→ **GIVEN TEXT**
▼
# R.I.P Cleo



## Rembrandt (Dec 29, 2006)

R.I.P Cleo, my gorgeous Black shorthair, and unborn babies, tragic vicitms of a road traffic accident this afternoon.


----------



## skimpy (Nov 22, 2006)

That is rough. So sorry to hear of your news


----------



## mantha (Oct 3, 2006)

aw am really sorry r.i.p cleo and babes


----------



## Daniel (Jul 28, 2005)

im really sorry for you rip cleo and liluns 
chin up dan


----------



## tombraider (May 6, 2006)

This made me cry because we lost our cat not so long ago in the same way so i know how your feeling 

RIP Cleo.


----------



## Mihogan (Jan 24, 2007)

I understand your grief. Just recently my friends pet guinea pig ran out into the street and was hit. She, luckily, died instantly. She wasnt carrying any babies, but I stil understand. God Bless you


----------



## leila (Jul 26, 2006)

Awww I am sorry for your loss. R.I.P


----------



## 1949_sam (Jan 21, 2007)

Awwwwwww R.I.P Cleo


----------



## Iliria (Jan 19, 2007)

r.i.p.


----------



## melpeck86 (May 22, 2006)

Awww, I'm sorry - r.i.p

xxx


----------



## Guest (Mar 24, 2007)

rip


----------



## corns are cool (Jan 7, 2007)

awww i fill for u my labador got ran over hope u fill better soon :sad:


----------
▲
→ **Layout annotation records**
▼
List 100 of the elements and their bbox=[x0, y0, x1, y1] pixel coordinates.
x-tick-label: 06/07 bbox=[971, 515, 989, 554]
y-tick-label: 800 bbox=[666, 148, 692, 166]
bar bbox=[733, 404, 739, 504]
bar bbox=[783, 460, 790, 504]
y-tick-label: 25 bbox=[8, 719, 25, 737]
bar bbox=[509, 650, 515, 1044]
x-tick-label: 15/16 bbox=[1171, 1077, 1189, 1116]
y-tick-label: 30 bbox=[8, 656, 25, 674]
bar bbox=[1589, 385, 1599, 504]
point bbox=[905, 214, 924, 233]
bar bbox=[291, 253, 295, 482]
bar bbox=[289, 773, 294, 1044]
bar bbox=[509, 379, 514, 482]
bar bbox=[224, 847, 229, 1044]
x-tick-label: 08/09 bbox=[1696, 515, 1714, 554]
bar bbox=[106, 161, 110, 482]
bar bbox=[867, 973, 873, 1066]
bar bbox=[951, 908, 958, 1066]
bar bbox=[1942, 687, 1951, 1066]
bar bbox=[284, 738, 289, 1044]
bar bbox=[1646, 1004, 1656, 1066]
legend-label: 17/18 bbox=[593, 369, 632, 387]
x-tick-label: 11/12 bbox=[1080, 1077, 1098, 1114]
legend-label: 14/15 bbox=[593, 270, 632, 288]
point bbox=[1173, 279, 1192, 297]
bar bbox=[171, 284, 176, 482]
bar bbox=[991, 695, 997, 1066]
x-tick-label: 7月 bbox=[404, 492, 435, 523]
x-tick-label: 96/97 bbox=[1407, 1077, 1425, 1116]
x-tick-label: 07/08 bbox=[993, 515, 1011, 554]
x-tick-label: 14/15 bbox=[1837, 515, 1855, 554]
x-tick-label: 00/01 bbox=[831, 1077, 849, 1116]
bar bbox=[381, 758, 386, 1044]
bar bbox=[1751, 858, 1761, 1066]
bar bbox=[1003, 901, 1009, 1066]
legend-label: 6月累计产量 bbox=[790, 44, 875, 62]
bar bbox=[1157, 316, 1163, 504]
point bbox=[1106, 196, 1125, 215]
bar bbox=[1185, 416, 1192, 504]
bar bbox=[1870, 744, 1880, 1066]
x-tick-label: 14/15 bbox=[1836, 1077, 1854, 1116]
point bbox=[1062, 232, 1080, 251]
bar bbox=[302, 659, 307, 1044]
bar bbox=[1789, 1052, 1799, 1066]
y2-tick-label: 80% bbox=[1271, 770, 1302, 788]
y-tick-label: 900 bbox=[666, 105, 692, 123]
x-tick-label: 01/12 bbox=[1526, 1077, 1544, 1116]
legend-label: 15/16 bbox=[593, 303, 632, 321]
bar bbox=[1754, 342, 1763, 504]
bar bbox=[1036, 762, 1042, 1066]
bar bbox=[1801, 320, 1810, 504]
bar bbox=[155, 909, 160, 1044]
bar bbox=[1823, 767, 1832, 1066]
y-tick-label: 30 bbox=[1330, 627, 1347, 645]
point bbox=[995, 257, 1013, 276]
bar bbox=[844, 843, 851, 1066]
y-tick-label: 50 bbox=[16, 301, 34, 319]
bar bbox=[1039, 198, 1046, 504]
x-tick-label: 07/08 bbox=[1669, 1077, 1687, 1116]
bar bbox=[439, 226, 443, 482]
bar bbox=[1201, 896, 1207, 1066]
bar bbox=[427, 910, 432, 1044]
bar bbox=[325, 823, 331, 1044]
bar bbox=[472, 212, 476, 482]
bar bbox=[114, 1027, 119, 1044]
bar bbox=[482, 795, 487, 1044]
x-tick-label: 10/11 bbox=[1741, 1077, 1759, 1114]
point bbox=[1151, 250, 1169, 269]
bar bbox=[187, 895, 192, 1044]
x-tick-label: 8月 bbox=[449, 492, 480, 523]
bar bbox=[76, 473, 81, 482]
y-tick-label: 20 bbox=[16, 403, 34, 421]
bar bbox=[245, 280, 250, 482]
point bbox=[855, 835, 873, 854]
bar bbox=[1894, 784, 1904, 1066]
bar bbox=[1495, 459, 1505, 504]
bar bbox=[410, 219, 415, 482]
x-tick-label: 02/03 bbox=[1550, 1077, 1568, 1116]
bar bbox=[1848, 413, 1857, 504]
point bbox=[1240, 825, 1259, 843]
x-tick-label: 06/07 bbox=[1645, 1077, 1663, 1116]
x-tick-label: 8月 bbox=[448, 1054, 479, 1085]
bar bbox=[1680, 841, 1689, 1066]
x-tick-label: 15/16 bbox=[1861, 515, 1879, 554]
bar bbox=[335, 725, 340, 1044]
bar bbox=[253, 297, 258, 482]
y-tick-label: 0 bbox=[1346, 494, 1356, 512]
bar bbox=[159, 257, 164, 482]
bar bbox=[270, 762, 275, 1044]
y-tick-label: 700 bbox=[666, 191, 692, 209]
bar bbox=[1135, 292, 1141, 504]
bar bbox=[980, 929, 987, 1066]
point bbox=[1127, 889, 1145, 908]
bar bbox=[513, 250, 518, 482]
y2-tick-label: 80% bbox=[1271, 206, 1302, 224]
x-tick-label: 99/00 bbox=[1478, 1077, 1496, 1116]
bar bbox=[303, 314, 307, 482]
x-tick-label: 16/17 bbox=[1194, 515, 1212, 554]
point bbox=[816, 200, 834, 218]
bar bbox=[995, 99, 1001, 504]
▲
→ **OBJECTIVES**
1/ In the first post of the Cleo thread, how did Cleo die?
2/ Print the part of the Cleo thread from "R.I.P Cleo, my" to "(Nov 22, 2006)".

→ **ANSWERS GIVEN**
1/ In a road traffic accident.

2/
R.I.P Cleo, my gorgeous Black shorthair, and unborn babies, tragic vicitms of a road traffic accident this afternoon.


----------



## skimpy (Nov 22, 2006)